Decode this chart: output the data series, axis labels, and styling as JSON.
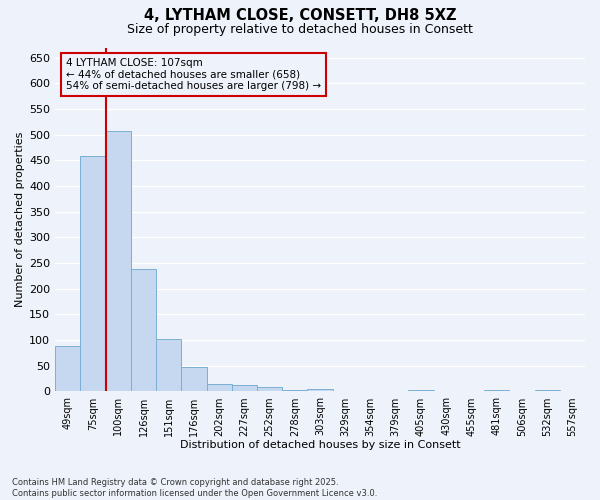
{
  "title_line1": "4, LYTHAM CLOSE, CONSETT, DH8 5XZ",
  "title_line2": "Size of property relative to detached houses in Consett",
  "xlabel": "Distribution of detached houses by size in Consett",
  "ylabel": "Number of detached properties",
  "bar_color": "#c5d8ef",
  "bar_edge_color": "#7aafd4",
  "categories": [
    "49sqm",
    "75sqm",
    "100sqm",
    "126sqm",
    "151sqm",
    "176sqm",
    "202sqm",
    "227sqm",
    "252sqm",
    "278sqm",
    "303sqm",
    "329sqm",
    "354sqm",
    "379sqm",
    "405sqm",
    "430sqm",
    "455sqm",
    "481sqm",
    "506sqm",
    "532sqm",
    "557sqm"
  ],
  "values": [
    88,
    458,
    507,
    238,
    103,
    47,
    15,
    12,
    8,
    2,
    5,
    0,
    0,
    0,
    3,
    0,
    0,
    2,
    0,
    3,
    0
  ],
  "ylim": [
    0,
    670
  ],
  "yticks": [
    0,
    50,
    100,
    150,
    200,
    250,
    300,
    350,
    400,
    450,
    500,
    550,
    600,
    650
  ],
  "vline_x": 2,
  "vline_color": "#cc0000",
  "annotation_text": "4 LYTHAM CLOSE: 107sqm\n← 44% of detached houses are smaller (658)\n54% of semi-detached houses are larger (798) →",
  "annotation_box_color": "#cc0000",
  "background_color": "#eef2fa",
  "grid_color": "#ffffff",
  "footnote": "Contains HM Land Registry data © Crown copyright and database right 2025.\nContains public sector information licensed under the Open Government Licence v3.0.",
  "bin_width": 1,
  "n_bins": 21
}
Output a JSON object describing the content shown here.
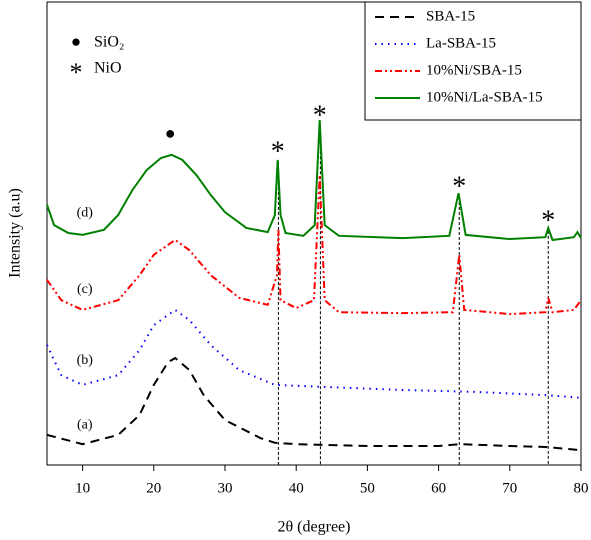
{
  "chart_data": {
    "type": "line",
    "xlabel": "2θ (degree)",
    "ylabel": "Intensity (a.u)",
    "xlim": [
      5,
      80
    ],
    "xticks": [
      10,
      20,
      30,
      40,
      50,
      60,
      70,
      80
    ],
    "ylim": [
      0,
      100
    ],
    "legend": "upper right",
    "series": [
      {
        "name": "SBA-15",
        "color": "#000000",
        "linestyle": "dashed",
        "x": [
          5,
          10,
          15,
          18,
          20,
          22,
          23,
          25,
          27,
          30,
          35,
          37,
          40,
          50,
          60,
          63,
          70,
          75,
          80
        ],
        "values": [
          6.5,
          4.5,
          6.5,
          10.8,
          17.3,
          22.2,
          23.1,
          20.5,
          15.1,
          9.7,
          5.8,
          4.8,
          4.5,
          4.1,
          4.1,
          4.5,
          4.1,
          3.9,
          3.2
        ]
      },
      {
        "name": "La-SBA-15",
        "color": "#0000ff",
        "linestyle": "dotted",
        "x": [
          5,
          7,
          10,
          15,
          18,
          20,
          23,
          25,
          28,
          32,
          37,
          45,
          55,
          65,
          75,
          80
        ],
        "values": [
          25.9,
          19.4,
          17.3,
          19.4,
          24.8,
          30.2,
          33.5,
          31.3,
          25.9,
          20.5,
          17.3,
          16.8,
          16.2,
          15.8,
          15.1,
          14.5
        ]
      },
      {
        "name": "10%Ni/SBA-15",
        "color": "#ff0000",
        "linestyle": "dashdotdot",
        "x": [
          5,
          7,
          10,
          15,
          18,
          20,
          23,
          25,
          28,
          32,
          36,
          37.3,
          37.5,
          37.8,
          40,
          42.5,
          43.3,
          44,
          46,
          55,
          62,
          62.9,
          63.6,
          70,
          75,
          75.4,
          76,
          79,
          80
        ],
        "values": [
          40.0,
          35.6,
          33.5,
          35.6,
          41.0,
          45.4,
          48.6,
          46.4,
          41.0,
          36.1,
          34.6,
          41.0,
          50.8,
          35.6,
          33.9,
          35.6,
          62.6,
          35.6,
          33.0,
          32.8,
          33.0,
          45.4,
          33.5,
          32.6,
          33.0,
          36.1,
          33.0,
          33.5,
          35.6
        ]
      },
      {
        "name": "10%Ni/La-SBA-15",
        "color": "#008000",
        "linestyle": "solid",
        "x": [
          5,
          6,
          8,
          10,
          13,
          15,
          17,
          19,
          21,
          22.5,
          24,
          26,
          28,
          30,
          33,
          36,
          37,
          37.4,
          37.8,
          38.5,
          41,
          42.6,
          43.3,
          44,
          46,
          55,
          61.5,
          62.8,
          63.8,
          70,
          75,
          75.4,
          76,
          79,
          79.5,
          80
        ],
        "values": [
          56.2,
          51.8,
          50.1,
          49.7,
          50.8,
          54.0,
          59.4,
          63.7,
          66.3,
          67.0,
          65.9,
          62.6,
          58.3,
          54.6,
          51.2,
          50.3,
          54.0,
          65.9,
          54.0,
          50.1,
          49.5,
          51.8,
          74.5,
          51.8,
          49.5,
          49.0,
          49.5,
          58.7,
          49.7,
          48.8,
          49.2,
          51.2,
          48.6,
          49.2,
          50.3,
          49.0
        ]
      }
    ],
    "curve_labels": [
      {
        "text": "(a)",
        "x": 10.3,
        "y": 8.6
      },
      {
        "text": "(b)",
        "x": 10.3,
        "y": 22.5
      },
      {
        "text": "(c)",
        "x": 10.3,
        "y": 37.8
      },
      {
        "text": "(d)",
        "x": 10.3,
        "y": 54.4
      }
    ],
    "peak_markers": [
      {
        "symbol": "●",
        "x": 22.3,
        "y": 71.3
      },
      {
        "symbol": "*",
        "x": 37.4,
        "y": 68.5
      },
      {
        "symbol": "*",
        "x": 43.3,
        "y": 76.2
      },
      {
        "symbol": "*",
        "x": 62.9,
        "y": 60.9
      },
      {
        "symbol": "*",
        "x": 75.4,
        "y": 53.6
      }
    ],
    "reference_lines": [
      37.5,
      43.4,
      62.9,
      75.4
    ],
    "phase_legend": [
      {
        "symbol": "●",
        "label": "SiO₂"
      },
      {
        "symbol": "*",
        "label": "NiO"
      }
    ]
  }
}
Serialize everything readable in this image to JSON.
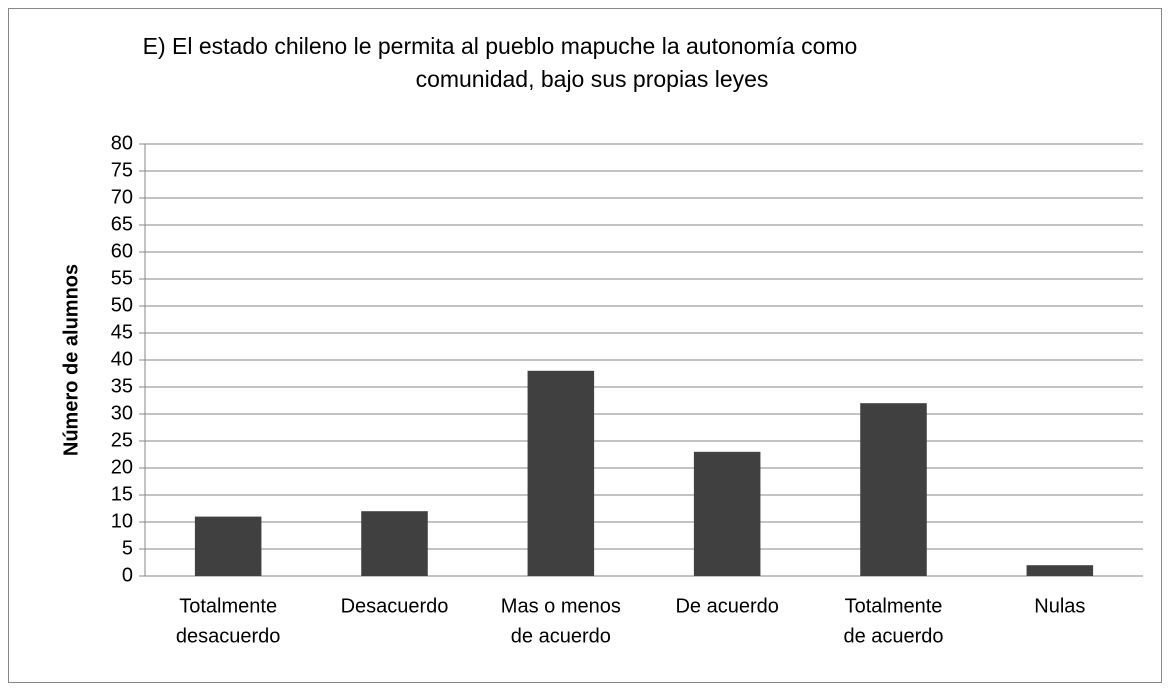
{
  "chart_data": {
    "type": "bar",
    "title": [
      "E) El estado chileno le permita al pueblo mapuche la autonomía como",
      "comunidad, bajo sus propias leyes"
    ],
    "y_label": "Número de alumnos",
    "categories": [
      [
        "Totalmente",
        "desacuerdo"
      ],
      [
        "Desacuerdo"
      ],
      [
        "Mas o menos",
        "de acuerdo"
      ],
      [
        "De acuerdo"
      ],
      [
        "Totalmente",
        "de acuerdo"
      ],
      [
        "Nulas"
      ]
    ],
    "values": [
      11,
      12,
      38,
      23,
      32,
      2
    ],
    "color": "#404040",
    "ylim": [
      0,
      80
    ],
    "yticks": [
      0,
      5,
      10,
      15,
      20,
      25,
      30,
      35,
      40,
      45,
      50,
      55,
      60,
      65,
      70,
      75,
      80
    ],
    "grid": true
  }
}
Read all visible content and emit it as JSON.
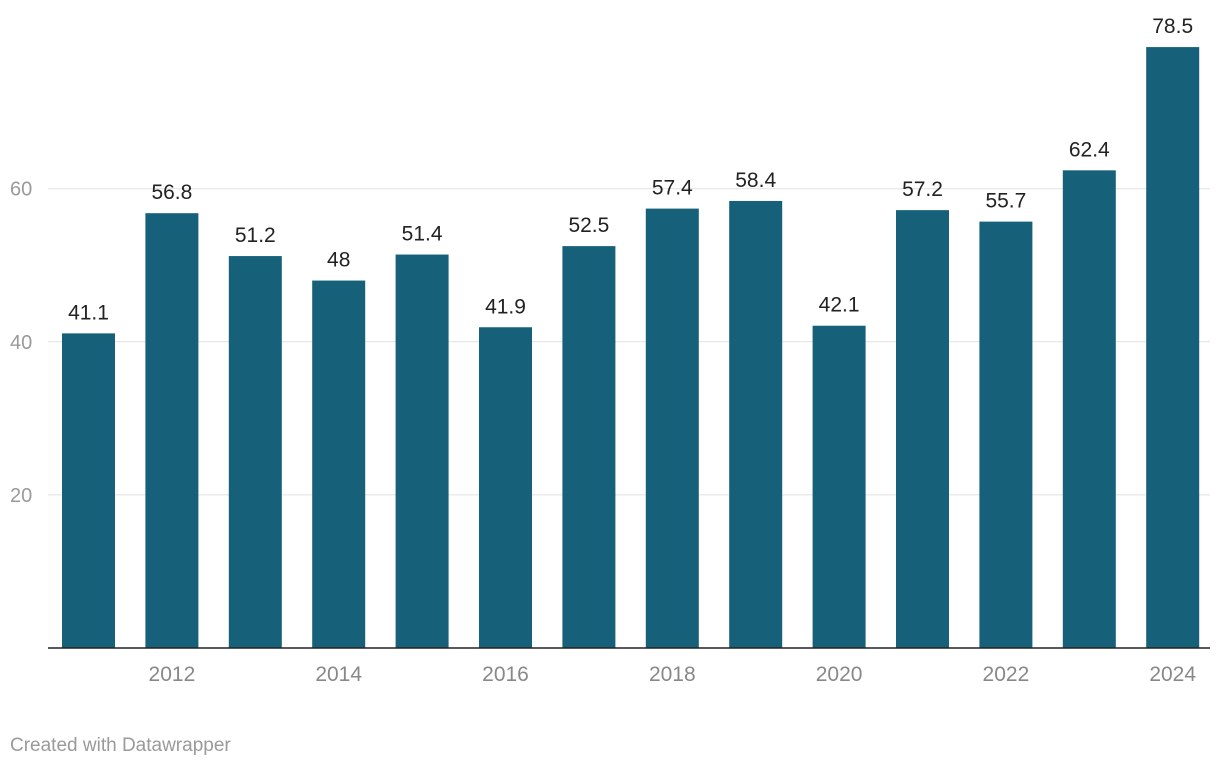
{
  "chart_data": {
    "type": "bar",
    "categories": [
      "2011",
      "2012",
      "2013",
      "2014",
      "2015",
      "2016",
      "2017",
      "2018",
      "2019",
      "2020",
      "2021",
      "2022",
      "2023",
      "2024"
    ],
    "series": [
      {
        "values": [
          41.1,
          56.8,
          51.2,
          48,
          51.4,
          41.9,
          52.5,
          57.4,
          58.4,
          42.1,
          57.2,
          55.7,
          62.4,
          78.5
        ]
      }
    ],
    "data_labels": [
      "41.1",
      "56.8",
      "51.2",
      "48",
      "51.4",
      "41.9",
      "52.5",
      "57.4",
      "58.4",
      "42.1",
      "57.2",
      "55.7",
      "62.4",
      "78.5"
    ],
    "x_tick_labels": [
      "2012",
      "2014",
      "2016",
      "2018",
      "2020",
      "2022",
      "2024"
    ],
    "y_ticks": [
      20,
      40,
      60
    ],
    "ylim": [
      0,
      80
    ],
    "grid": true,
    "legend": "none",
    "title": "",
    "xlabel": "",
    "ylabel": "",
    "bar_color": "#17607a"
  },
  "footer": {
    "credit": "Created with Datawrapper"
  }
}
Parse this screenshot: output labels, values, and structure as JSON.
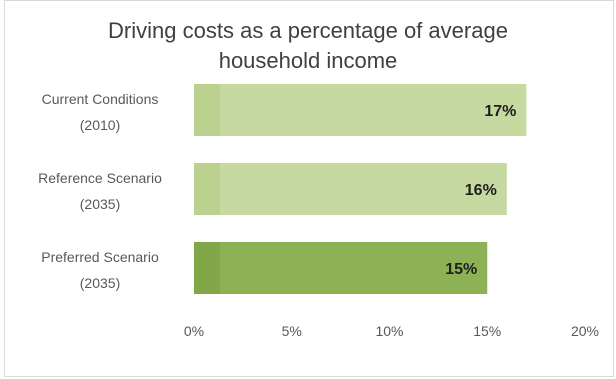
{
  "chart_data": {
    "type": "bar",
    "orientation": "horizontal",
    "title_lines": [
      "Driving costs as a percentage of average",
      "household income"
    ],
    "categories": [
      [
        "Current Conditions",
        "(2010)"
      ],
      [
        "Reference Scenario",
        "(2035)"
      ],
      [
        "Preferred Scenario",
        "(2035)"
      ]
    ],
    "values": [
      17,
      16,
      15
    ],
    "value_labels": [
      "17%",
      "16%",
      "15%"
    ],
    "xlim": [
      0,
      20
    ],
    "xticks": [
      0,
      5,
      10,
      15,
      20
    ],
    "xtick_labels": [
      "0%",
      "5%",
      "10%",
      "15%",
      "20%"
    ],
    "grid": false,
    "legend": "none",
    "colors": {
      "bar_light": "#c5d9a0",
      "bar_light_start": "#b9cf8d",
      "bar_dark": "#8db255",
      "bar_dark_start": "#7fa547"
    }
  }
}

========

[Stated exercise] Collect the lines of the data that carry the word "LYTHAM".

[Correct response]
  "title_line1": "4, LYTHAM CLOSE, CONSETT, DH8 5XZ",
  "annotation_text": "4 LYTHAM CLOSE: 107sqm\n← 44% of detached houses are smaller (658)\n54% of semi-detached houses are larger (798) →",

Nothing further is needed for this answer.